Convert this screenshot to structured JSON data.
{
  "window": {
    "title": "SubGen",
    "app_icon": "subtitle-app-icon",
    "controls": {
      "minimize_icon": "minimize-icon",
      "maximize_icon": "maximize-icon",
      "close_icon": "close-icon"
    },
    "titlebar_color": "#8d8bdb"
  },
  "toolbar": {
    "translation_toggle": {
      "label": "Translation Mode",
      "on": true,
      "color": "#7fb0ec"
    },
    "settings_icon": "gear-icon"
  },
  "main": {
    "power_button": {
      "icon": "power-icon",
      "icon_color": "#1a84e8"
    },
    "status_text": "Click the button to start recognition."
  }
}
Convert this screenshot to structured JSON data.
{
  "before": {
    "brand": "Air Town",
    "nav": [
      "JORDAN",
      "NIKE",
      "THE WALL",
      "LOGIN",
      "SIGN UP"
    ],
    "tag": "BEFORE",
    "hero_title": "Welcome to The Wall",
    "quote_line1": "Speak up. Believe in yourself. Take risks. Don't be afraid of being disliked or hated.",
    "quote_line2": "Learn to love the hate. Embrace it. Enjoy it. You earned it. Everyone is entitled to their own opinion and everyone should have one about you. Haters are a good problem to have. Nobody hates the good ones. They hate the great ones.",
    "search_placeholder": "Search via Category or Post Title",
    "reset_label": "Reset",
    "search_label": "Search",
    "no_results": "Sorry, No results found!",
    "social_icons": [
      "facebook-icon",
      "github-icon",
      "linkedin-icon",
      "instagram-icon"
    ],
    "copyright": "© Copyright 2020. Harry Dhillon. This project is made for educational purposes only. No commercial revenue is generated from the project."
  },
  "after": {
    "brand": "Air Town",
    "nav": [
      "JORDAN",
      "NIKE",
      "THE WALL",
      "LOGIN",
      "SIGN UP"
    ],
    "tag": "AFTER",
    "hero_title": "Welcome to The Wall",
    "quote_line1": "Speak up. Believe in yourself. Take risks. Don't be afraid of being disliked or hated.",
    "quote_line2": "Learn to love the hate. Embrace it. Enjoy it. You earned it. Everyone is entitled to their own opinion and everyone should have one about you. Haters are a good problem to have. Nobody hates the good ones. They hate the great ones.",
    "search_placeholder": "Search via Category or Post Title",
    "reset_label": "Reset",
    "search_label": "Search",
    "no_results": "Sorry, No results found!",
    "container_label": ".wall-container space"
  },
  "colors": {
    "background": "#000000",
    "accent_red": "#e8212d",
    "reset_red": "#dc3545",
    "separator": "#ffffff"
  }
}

THE REQUEST: Write out the records shown above, exactly as they appear.

EXPECTED ANSWER:
Convert this screenshot to structured JSON data.
{
  "window": {
    "title": "SubGen",
    "app_icon": "subtitle-app-icon",
    "controls": {
      "minimize_icon": "minimize-icon",
      "maximize_icon": "maximize-icon",
      "close_icon": "close-icon"
    },
    "titlebar_color": "#8d8bdb"
  },
  "toolbar": {
    "translation_toggle": {
      "label": "Translation Mode",
      "on": true,
      "color": "#7fb0ec"
    },
    "settings_icon": "gear-icon"
  },
  "main": {
    "power_button": {
      "icon": "power-icon",
      "icon_color": "#1a84e8"
    },
    "status_text": "Click the button to start recognition."
  }
}
Convert this screenshot to structured JSON data.
{
  "before": {
    "brand": "Air Town",
    "nav": [
      "JORDAN",
      "NIKE",
      "THE WALL",
      "LOGIN",
      "SIGN UP"
    ],
    "tag": "BEFORE",
    "hero_title": "Welcome to The Wall",
    "quote_line1": "Speak up. Believe in yourself. Take risks. Don't be afraid of being disliked or hated.",
    "quote_line2": "Learn to love the hate. Embrace it. Enjoy it. You earned it. Everyone is entitled to their own opinion and everyone should have one about you. Haters are a good problem to have. Nobody hates the good ones. They hate the great ones.",
    "search_placeholder": "Search via Category or Post Title",
    "reset_label": "Reset",
    "search_label": "Search",
    "no_results": "Sorry, No results found!",
    "social_icons": [
      "facebook-icon",
      "github-icon",
      "linkedin-icon",
      "instagram-icon"
    ],
    "copyright": "© Copyright 2020. Harry Dhillon. This project is made for educational purposes only. No commercial revenue is generated from the project."
  },
  "after": {
    "brand": "Air Town",
    "nav": [
      "JORDAN",
      "NIKE",
      "THE WALL",
      "LOGIN",
      "SIGN UP"
    ],
    "tag": "AFTER",
    "hero_title": "Welcome to The Wall",
    "quote_line1": "Speak up. Believe in yourself. Take risks. Don't be afraid of being disliked or hated.",
    "quote_line2": "Learn to love the hate. Embrace it. Enjoy it. You earned it. Everyone is entitled to their own opinion and everyone should have one about you. Haters are a good problem to have. Nobody hates the good ones. They hate the great ones.",
    "search_placeholder": "Search via Category or Post Title",
    "reset_label": "Reset",
    "search_label": "Search",
    "no_results": "Sorry, No results found!",
    "container_label": ".wall-container space"
  },
  "colors": {
    "background": "#000000",
    "accent_red": "#e8212d",
    "reset_red": "#dc3545",
    "separator": "#ffffff"
  }
}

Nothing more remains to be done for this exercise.